→ What this task involves:
Collect every line that includes the string "emotions".

(Items listed in a dataset)
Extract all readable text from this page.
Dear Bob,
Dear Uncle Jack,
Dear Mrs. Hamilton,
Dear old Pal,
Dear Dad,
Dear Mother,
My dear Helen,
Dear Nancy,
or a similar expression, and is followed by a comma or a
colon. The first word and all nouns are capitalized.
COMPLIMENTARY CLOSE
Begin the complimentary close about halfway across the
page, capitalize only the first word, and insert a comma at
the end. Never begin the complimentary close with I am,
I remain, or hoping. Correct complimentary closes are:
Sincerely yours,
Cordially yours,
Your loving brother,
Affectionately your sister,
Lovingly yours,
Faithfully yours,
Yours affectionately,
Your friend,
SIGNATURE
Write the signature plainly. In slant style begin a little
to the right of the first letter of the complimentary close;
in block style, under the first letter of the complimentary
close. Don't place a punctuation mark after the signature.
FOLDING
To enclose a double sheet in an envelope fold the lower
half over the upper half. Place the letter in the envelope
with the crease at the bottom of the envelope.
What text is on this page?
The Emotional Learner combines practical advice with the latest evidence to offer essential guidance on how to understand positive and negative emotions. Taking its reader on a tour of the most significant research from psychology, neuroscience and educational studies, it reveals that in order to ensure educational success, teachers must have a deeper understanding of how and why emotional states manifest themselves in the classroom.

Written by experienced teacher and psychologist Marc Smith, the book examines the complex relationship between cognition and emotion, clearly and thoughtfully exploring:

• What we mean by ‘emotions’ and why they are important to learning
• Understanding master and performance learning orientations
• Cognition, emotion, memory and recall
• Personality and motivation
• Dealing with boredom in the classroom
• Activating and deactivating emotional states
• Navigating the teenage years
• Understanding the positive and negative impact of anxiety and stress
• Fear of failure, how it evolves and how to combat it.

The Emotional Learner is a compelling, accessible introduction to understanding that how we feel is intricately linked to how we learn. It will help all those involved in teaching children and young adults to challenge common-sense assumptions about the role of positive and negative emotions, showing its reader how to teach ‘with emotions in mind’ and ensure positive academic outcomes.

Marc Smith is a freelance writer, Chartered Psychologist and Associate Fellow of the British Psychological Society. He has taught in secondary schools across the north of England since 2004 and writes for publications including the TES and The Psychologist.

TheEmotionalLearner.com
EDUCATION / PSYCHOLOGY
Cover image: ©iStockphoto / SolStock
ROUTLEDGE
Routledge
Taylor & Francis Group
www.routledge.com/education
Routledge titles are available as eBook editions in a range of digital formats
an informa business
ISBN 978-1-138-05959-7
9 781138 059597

→ Complete response:
The Emotional Learner combines practical advice with the latest evidence to offer essential guidance on how to understand positive and negative emotions. Taking its reader on a tour of the most significant research from psychology, neuroscience and educational studies, it reveals that in order to ensure educational success, teachers must have a deeper understanding of how and why emotional states manifest themselves in the classroom.
• What we mean by ‘emotions’ and why they are important to learning
The Emotional Learner is a compelling, accessible introduction to understanding that how we feel is intricately linked to how we learn. It will help all those involved in teaching children and young adults to challenge common-sense assumptions about the role of positive and negative emotions, showing its reader how to teach ‘with emotions in mind’ and ensure positive academic outcomes.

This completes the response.